● **GIVEN INSTRUCTION**
The listing must be reproduced in full, exactly as it stands.

□ □ □

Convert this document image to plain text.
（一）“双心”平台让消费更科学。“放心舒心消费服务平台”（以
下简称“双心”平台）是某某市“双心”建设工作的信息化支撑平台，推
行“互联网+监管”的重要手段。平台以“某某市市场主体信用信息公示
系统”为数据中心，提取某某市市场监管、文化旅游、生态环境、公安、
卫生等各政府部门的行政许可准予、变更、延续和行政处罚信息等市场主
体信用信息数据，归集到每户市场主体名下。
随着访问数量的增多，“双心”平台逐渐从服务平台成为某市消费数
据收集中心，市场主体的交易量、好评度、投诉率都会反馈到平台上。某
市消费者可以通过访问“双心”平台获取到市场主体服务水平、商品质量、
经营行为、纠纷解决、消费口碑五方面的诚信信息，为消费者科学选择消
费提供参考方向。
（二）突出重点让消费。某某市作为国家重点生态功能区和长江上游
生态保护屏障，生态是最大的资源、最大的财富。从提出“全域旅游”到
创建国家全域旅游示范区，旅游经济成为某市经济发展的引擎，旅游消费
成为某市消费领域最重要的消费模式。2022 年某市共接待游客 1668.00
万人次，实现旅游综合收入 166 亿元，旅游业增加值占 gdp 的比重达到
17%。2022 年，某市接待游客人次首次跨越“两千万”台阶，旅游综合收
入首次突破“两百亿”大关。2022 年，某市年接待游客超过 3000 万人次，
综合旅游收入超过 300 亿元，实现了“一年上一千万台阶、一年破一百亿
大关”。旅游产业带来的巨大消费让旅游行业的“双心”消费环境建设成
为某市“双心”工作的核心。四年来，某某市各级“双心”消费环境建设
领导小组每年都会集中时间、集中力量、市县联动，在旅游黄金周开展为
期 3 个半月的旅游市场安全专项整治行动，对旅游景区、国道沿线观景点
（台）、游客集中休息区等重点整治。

□ □ □

● **EXERCISE RESULT**
Convert this document image to plain text.
（一）“双心”平台让消费更科学。“放心舒心消费服务平台”（以
下简称“双心”平台）是某某市“双心”建设工作的信息化支撑平台，推
行“互联网+监管”的重要手段。平台以“某某市市场主体信用信息公示
系统”为数据中心，提取某某市市场监管、文化旅游、生态环境、公安、
卫生等各政府部门的行政许可准予、变更、延续和行政处罚信息等市场主
体信用信息数据，归集到每户市场主体名下。
随着访问数量的增多，“双心”平台逐渐从服务平台成为某市消费数
据收集中心，市场主体的交易量、好评度、投诉率都会反馈到平台上。某
市消费者可以通过访问“双心”平台获取到市场主体服务水平、商品质量、
经营行为、纠纷解决、消费口碑五方面的诚信信息，为消费者科学选择消
费提供参考方向。
（二）突出重点让消费。某某市作为国家重点生态功能区和长江上游
生态保护屏障，生态是最大的资源、最大的财富。从提出“全域旅游”到
创建国家全域旅游示范区，旅游经济成为某市经济发展的引擎，旅游消费
成为某市消费领域最重要的消费模式。2022 年某市共接待游客 1668.00
万人次，实现旅游综合收入 166 亿元，旅游业增加值占 gdp 的比重达到
17%。2022 年，某市接待游客人次首次跨越“两千万”台阶，旅游综合收
入首次突破“两百亿”大关。2022 年，某市年接待游客超过 3000 万人次，
综合旅游收入超过 300 亿元，实现了“一年上一千万台阶、一年破一百亿
大关”。旅游产业带来的巨大消费让旅游行业的“双心”消费环境建设成
为某市“双心”工作的核心。四年来，某某市各级“双心”消费环境建设
领导小组每年都会集中时间、集中力量、市县联动，在旅游黄金周开展为
期 3 个半月的旅游市场安全专项整治行动，对旅游景区、国道沿线观景点
（台）、游客集中休息区等重点整治。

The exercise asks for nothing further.